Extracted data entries
════════════════════

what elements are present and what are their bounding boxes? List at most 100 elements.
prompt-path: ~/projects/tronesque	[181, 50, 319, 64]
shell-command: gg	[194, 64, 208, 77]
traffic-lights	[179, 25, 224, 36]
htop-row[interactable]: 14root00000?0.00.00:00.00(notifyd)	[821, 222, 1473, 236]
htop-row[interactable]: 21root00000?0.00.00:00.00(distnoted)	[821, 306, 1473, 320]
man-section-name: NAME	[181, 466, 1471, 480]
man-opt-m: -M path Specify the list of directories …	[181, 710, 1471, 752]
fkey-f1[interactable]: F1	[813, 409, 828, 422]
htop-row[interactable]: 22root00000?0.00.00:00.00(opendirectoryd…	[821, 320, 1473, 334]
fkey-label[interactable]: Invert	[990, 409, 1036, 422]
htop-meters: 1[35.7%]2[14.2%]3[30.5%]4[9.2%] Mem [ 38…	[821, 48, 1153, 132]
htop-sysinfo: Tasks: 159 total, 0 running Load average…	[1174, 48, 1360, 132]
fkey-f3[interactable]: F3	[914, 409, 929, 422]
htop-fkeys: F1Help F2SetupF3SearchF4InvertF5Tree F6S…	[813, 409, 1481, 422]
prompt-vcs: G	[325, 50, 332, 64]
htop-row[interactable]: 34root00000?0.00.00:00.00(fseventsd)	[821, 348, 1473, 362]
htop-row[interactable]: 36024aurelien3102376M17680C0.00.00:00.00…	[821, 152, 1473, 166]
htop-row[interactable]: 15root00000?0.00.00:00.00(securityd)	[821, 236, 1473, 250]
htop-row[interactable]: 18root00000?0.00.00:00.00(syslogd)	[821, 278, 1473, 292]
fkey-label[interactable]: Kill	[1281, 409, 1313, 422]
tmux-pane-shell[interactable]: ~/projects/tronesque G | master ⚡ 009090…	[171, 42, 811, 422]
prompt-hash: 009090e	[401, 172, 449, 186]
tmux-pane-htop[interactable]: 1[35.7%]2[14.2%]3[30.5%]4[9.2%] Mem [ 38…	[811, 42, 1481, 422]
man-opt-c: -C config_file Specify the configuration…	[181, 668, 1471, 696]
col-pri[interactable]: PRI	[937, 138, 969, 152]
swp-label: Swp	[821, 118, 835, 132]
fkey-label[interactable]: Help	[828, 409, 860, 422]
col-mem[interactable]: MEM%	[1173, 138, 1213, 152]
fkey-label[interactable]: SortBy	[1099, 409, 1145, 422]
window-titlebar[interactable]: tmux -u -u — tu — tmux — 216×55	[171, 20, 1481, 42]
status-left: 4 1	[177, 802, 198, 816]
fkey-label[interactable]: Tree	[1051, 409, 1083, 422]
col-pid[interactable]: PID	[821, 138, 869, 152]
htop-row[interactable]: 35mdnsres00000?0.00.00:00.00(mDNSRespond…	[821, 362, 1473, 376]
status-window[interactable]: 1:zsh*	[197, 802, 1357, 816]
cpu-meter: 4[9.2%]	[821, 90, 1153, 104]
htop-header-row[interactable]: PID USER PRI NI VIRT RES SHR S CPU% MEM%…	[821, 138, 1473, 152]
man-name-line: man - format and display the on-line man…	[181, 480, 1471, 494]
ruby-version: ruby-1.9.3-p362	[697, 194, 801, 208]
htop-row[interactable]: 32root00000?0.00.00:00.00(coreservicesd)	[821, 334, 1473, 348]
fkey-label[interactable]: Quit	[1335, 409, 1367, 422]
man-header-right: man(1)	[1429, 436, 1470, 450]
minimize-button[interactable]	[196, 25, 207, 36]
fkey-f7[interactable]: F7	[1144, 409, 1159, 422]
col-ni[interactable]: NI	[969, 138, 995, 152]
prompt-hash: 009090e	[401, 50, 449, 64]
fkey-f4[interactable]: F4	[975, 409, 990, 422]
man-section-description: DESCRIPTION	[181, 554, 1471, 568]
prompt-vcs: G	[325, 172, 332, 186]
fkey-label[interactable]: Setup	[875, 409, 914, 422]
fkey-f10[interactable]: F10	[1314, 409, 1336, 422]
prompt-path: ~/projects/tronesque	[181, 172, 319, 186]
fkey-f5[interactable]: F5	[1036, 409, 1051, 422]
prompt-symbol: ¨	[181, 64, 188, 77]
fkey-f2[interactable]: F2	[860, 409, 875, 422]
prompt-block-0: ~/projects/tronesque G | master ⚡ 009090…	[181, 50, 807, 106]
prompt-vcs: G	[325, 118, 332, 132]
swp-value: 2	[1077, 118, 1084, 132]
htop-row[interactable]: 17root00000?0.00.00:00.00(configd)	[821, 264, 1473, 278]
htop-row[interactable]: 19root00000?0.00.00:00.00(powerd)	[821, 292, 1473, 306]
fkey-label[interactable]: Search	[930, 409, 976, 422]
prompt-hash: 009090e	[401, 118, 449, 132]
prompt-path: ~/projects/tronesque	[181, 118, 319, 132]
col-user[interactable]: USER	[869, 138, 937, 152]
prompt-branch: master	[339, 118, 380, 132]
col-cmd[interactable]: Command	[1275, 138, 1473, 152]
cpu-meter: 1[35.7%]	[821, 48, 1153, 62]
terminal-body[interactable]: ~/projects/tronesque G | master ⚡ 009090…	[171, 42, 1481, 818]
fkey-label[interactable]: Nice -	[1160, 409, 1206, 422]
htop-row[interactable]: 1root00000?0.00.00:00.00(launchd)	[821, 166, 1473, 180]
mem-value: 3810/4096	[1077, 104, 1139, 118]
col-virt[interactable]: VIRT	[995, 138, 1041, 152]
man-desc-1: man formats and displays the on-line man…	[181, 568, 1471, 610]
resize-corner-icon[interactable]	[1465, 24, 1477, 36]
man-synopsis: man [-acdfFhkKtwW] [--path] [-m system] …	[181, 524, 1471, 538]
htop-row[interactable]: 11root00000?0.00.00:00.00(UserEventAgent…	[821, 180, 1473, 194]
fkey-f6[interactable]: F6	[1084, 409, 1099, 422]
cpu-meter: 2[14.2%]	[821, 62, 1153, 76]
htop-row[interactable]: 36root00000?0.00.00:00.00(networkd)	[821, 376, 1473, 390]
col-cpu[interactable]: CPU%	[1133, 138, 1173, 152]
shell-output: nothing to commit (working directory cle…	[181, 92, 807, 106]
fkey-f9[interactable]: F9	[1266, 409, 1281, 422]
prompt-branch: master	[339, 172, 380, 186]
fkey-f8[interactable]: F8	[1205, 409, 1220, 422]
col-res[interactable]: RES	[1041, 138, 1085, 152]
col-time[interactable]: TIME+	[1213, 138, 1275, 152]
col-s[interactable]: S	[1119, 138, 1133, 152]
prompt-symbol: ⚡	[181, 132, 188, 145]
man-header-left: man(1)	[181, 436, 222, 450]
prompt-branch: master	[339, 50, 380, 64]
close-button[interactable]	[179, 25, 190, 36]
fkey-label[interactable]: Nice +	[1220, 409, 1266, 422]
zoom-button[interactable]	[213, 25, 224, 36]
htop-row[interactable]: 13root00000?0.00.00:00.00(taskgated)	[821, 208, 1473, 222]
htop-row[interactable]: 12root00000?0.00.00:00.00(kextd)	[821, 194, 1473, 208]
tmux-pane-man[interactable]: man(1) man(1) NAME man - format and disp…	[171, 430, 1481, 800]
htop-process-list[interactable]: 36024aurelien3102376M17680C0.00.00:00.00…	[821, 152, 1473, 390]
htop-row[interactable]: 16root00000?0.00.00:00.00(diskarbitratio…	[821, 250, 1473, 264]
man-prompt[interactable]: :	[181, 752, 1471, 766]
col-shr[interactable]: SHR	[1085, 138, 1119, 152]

════════════════════

Exercise objective: Switch "htop-row" to "process-row" in the listing from its first line through the line containing "htop-meters: 1[35.7%]2[14.2%]3[30.5%]4[9.2%] Mem", and give those lines again with nothing else altered.

Result of the task:
what elements are present and what are their bounding boxes? List at most 100 elements.
prompt-path: ~/projects/tronesque	[181, 50, 319, 64]
shell-command: gg	[194, 64, 208, 77]
traffic-lights	[179, 25, 224, 36]
process-row[interactable]: 14root00000?0.00.00:00.00(notifyd)	[821, 222, 1473, 236]
process-row[interactable]: 21root00000?0.00.00:00.00(distnoted)	[821, 306, 1473, 320]
man-section-name: NAME	[181, 466, 1471, 480]
man-opt-m: -M path Specify the list of directories …	[181, 710, 1471, 752]
fkey-f1[interactable]: F1	[813, 409, 828, 422]
process-row[interactable]: 22root00000?0.00.00:00.00(opendirectoryd…	[821, 320, 1473, 334]
fkey-label[interactable]: Invert	[990, 409, 1036, 422]
htop-meters: 1[35.7%]2[14.2%]3[30.5%]4[9.2%] Mem [ 38…	[821, 48, 1153, 132]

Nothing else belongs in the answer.